→ EXERCISE DIRECTIONS
All of the data that follows should be retyped exactly, please, except the pictures.

-.-.-

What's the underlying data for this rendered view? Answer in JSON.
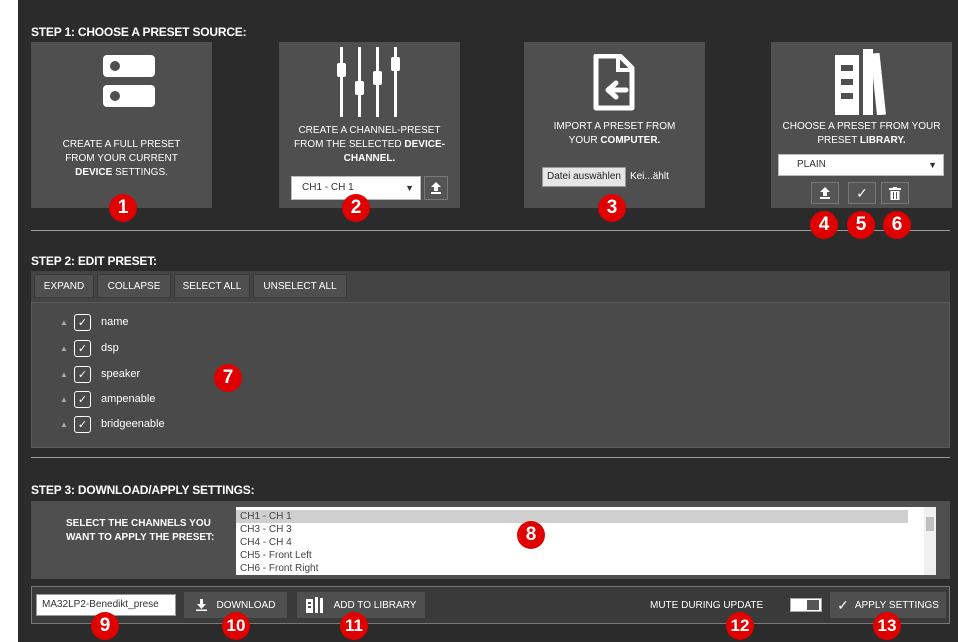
{
  "step1": {
    "title": "STEP 1: CHOOSE A PRESET SOURCE:",
    "device_card": {
      "text_pre": "CREATE A FULL PRESET FROM YOUR CURRENT ",
      "text_bold": "DEVICE",
      "text_post": " SETTINGS."
    },
    "channel_card": {
      "text_pre": "CREATE A CHANNEL-PRESET FROM THE SELECTED ",
      "text_bold": "DEVICE-CHANNEL.",
      "select_value": "CH1 - CH 1"
    },
    "import_card": {
      "text_pre": "IMPORT A PRESET FROM YOUR ",
      "text_bold": "COMPUTER.",
      "file_button": "Datei auswählen",
      "file_status": "Kei...ählt"
    },
    "library_card": {
      "text_pre": "CHOOSE A PRESET FROM YOUR PRESET ",
      "text_bold": "LIBRARY.",
      "select_value": "PLAIN"
    }
  },
  "step2": {
    "title": "STEP 2: EDIT PRESET:",
    "toolbar": {
      "expand": "EXPAND",
      "collapse": "COLLAPSE",
      "select_all": "SELECT ALL",
      "unselect_all": "UNSELECT ALL"
    },
    "tree_items": [
      "name",
      "dsp",
      "speaker",
      "ampenable",
      "bridgeenable"
    ]
  },
  "step3": {
    "title": "STEP 3: DOWNLOAD/APPLY SETTINGS:",
    "channels_label": "SELECT THE CHANNELS YOU WANT TO APPLY THE PRESET:",
    "channels": [
      "CH1 - CH 1",
      "CH3 - CH 3",
      "CH4 - CH 4",
      "CH5 - Front Left",
      "CH6 - Front Right"
    ],
    "filename_value": "MA32LP2-Benedikt_prese",
    "download": "DOWNLOAD",
    "add_to_library": "ADD TO LIBRARY",
    "mute_label": "MUTE DURING UPDATE",
    "apply": "APPLY SETTINGS"
  },
  "markers": [
    "1",
    "2",
    "3",
    "4",
    "5",
    "6",
    "7",
    "8",
    "9",
    "10",
    "11",
    "12",
    "13"
  ],
  "colors": {
    "background": "#2b2b2b",
    "card": "#4f4f4f",
    "marker": "#e00000"
  }
}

-.-.-

→ EXERCISE OUTPUT
What's the underlying data for this rendered view? Answer in JSON.
{
  "step1": {
    "title": "STEP 1: CHOOSE A PRESET SOURCE:",
    "device_card": {
      "text_pre": "CREATE A FULL PRESET FROM YOUR CURRENT ",
      "text_bold": "DEVICE",
      "text_post": " SETTINGS."
    },
    "channel_card": {
      "text_pre": "CREATE A CHANNEL-PRESET FROM THE SELECTED ",
      "text_bold": "DEVICE-CHANNEL.",
      "select_value": "CH1 - CH 1"
    },
    "import_card": {
      "text_pre": "IMPORT A PRESET FROM YOUR ",
      "text_bold": "COMPUTER.",
      "file_button": "Datei auswählen",
      "file_status": "Kei...ählt"
    },
    "library_card": {
      "text_pre": "CHOOSE A PRESET FROM YOUR PRESET ",
      "text_bold": "LIBRARY.",
      "select_value": "PLAIN"
    }
  },
  "step2": {
    "title": "STEP 2: EDIT PRESET:",
    "toolbar": {
      "expand": "EXPAND",
      "collapse": "COLLAPSE",
      "select_all": "SELECT ALL",
      "unselect_all": "UNSELECT ALL"
    },
    "tree_items": [
      "name",
      "dsp",
      "speaker",
      "ampenable",
      "bridgeenable"
    ]
  },
  "step3": {
    "title": "STEP 3: DOWNLOAD/APPLY SETTINGS:",
    "channels_label": "SELECT THE CHANNELS YOU WANT TO APPLY THE PRESET:",
    "channels": [
      "CH1 - CH 1",
      "CH3 - CH 3",
      "CH4 - CH 4",
      "CH5 - Front Left",
      "CH6 - Front Right"
    ],
    "filename_value": "MA32LP2-Benedikt_prese",
    "download": "DOWNLOAD",
    "add_to_library": "ADD TO LIBRARY",
    "mute_label": "MUTE DURING UPDATE",
    "apply": "APPLY SETTINGS"
  },
  "markers": [
    "1",
    "2",
    "3",
    "4",
    "5",
    "6",
    "7",
    "8",
    "9",
    "10",
    "11",
    "12",
    "13"
  ],
  "colors": {
    "background": "#2b2b2b",
    "card": "#4f4f4f",
    "marker": "#e00000"
  }
}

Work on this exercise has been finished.